→ FRAGMENTO SELECCIONADO
Un equipo internacional de paleontólogos, liderado por investigadores del Centro Nacional de Investigación Científica de Francia (CNRS) junto a colegas chinos, belgas e italianos, ha anunciado el descubrimiento de una nueva especie de dinosaurio en el noreste de China. Se trata de Haolong dongi, un iguanodonte juvenil cuya piel fosilizada se ha conservado de manera excepcional durante aproximadamente 125 millones de años, desde el Cretácico Inferior.
El hallazgo, procedente de la Formación Yixian, incluye un esqueleto casi completo y articulado de 2,4 metros de longitud, perteneciente a un ejemplar joven. Gracias a esta preservación extraordinaria —un fenómeno rarísimo en el registro fósil—, los científicos han podido examinar tejidos blandos y estructuras cutáneas a nivel celular, algo que abre una ventana inédita a la anatomía externa de los dinosaurios ornitisquios.
Mediante escaneos de rayos X y secciones histológicas de alta resolución, el equipo identificó células de la piel que revelan la presencia de espinas cutáneas huecas distribuidas por gran parte del cuerpo del animal. Estas estructuras, cilíndricas y huecas, están formadas por una capa córnea endurecida que recubre una epidermis pluristratificada, con queratinocitos preservados incluso a nivel nuclear, alrededor de un núcleo dérmico poroso. Se trata de una característica nunca antes observada en dinosaurios, diferenciándose claramente de proto-plumas o espinas escamosas conocidas en otros reptiles.

→ SECCIÓN DE DATOS
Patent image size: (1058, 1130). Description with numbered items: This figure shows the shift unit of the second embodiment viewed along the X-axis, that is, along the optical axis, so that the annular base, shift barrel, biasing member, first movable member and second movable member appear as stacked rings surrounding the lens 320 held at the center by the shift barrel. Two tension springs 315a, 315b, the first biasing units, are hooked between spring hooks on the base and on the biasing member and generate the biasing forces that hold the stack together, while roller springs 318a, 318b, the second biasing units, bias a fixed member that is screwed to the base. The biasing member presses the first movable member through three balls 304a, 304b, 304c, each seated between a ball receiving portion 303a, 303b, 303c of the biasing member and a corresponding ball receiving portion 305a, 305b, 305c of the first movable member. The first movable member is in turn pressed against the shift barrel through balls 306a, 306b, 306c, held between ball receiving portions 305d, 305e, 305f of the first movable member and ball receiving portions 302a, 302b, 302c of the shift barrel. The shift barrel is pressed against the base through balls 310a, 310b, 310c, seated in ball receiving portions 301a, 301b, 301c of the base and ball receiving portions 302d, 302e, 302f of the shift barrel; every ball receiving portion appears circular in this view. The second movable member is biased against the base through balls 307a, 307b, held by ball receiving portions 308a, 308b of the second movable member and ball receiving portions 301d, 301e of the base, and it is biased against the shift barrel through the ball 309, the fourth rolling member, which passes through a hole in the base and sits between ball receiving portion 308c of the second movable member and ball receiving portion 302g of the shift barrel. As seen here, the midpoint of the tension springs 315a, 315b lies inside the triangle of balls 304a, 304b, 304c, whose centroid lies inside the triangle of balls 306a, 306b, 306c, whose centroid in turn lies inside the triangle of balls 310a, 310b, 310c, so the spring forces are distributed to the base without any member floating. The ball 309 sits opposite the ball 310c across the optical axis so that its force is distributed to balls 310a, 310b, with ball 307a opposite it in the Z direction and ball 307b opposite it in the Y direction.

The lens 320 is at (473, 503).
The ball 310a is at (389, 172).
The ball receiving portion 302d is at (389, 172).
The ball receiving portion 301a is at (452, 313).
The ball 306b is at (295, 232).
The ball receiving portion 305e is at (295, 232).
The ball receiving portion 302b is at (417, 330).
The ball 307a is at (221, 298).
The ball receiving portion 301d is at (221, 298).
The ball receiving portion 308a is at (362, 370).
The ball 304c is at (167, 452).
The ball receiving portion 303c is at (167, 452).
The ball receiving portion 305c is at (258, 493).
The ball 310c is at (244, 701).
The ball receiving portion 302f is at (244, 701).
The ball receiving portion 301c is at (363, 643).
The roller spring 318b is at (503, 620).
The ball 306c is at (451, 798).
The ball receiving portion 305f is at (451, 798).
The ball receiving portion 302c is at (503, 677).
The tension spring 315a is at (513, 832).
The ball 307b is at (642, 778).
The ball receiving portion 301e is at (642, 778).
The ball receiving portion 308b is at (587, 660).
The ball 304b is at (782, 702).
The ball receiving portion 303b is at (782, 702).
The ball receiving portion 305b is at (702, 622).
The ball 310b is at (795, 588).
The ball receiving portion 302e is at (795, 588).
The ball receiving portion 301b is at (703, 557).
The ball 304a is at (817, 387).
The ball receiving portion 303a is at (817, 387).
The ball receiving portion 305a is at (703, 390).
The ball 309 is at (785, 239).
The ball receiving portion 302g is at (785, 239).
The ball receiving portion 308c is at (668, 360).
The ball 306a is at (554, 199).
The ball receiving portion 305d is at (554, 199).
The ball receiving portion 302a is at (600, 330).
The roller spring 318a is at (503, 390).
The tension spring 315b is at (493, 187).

→ TAREAS POR REALIZAR
**1.** Extraiga del texto sobre Haolong dongi el pasaje comprendido entre "El hallazgo, procedente" y "los dinosaurios ornitisquios.", ambos incluidos.
**2.** Según el texto sobre Haolong dongi, ¿de qué formación geológica procede el hallazgo?
**3.** Prosiga el texto sobre Haolong dongi a partir de su última oración.

→ RESPUESTAS DEL EJERCICIO
**1.**
El hallazgo, procedente de la Formación Yixian, incluye un esqueleto casi completo y articulado de 2,4 metros de longitud, perteneciente a un ejemplar joven. Gracias a esta preservación extraordinaria —un fenómeno rarísimo en el registro fósil—, los científicos han podido examinar tejidos blandos y estructuras cutáneas a nivel celular, algo que abre una ventana inédita a la anatomía externa de los dinosaurios ornitisquios.

**2.** De la Formación Yixian.

**3.**
El grupo Iguanodontia, documentado desde hace dos siglos y que incluye formas emblemáticas como Iguanodon y los posteriores hadrosaurios (dinosaurios de pico de pato), se enriquece ahora con esta especie completamente nueva. Haolong dongi —cuyo nombre genérico significa «dragón espinoso» en chino y el específico honra al pionero de la paleontología china Dong Zhiming (fallecido en 2024)— era un herbívoro que habitaba en un entorno sometido a la presión de depredadores carnívoros de pequeño y mediano tamaño.
Las espinas, comparables en su función disuasoria a las de los puercoespines modernos, representan una innovación evolutiva única en el linaje de los dinosaurios. Los investigadores sugieren que su principal rol era defensivo, para disuadir ataques, aunque no descartan funciones secundarias como la termorregulación o la percepción sensorial (mecanorrecepción). Hasta la fecha, no existía evidencia fósil de estructuras similares en dinosaurios no avianos.Dado que el único ejemplar conocido es juvenil, con huesos no fusionados, queda pendiente determinar si estas espinas persistían o se modificaban en los adultos, que podrían haber alcanzado longitudes cercanas a los 5 metros según especies relacionadas.El estudio, publicado en la revista Nature Ecology & Evolution, subraya la complejidad inesperada de la evolución de la piel en los ornitisquios y demuestra que, incluso en grupos bien estudiados durante dos siglos, aún quedan sorpresas por descubrir.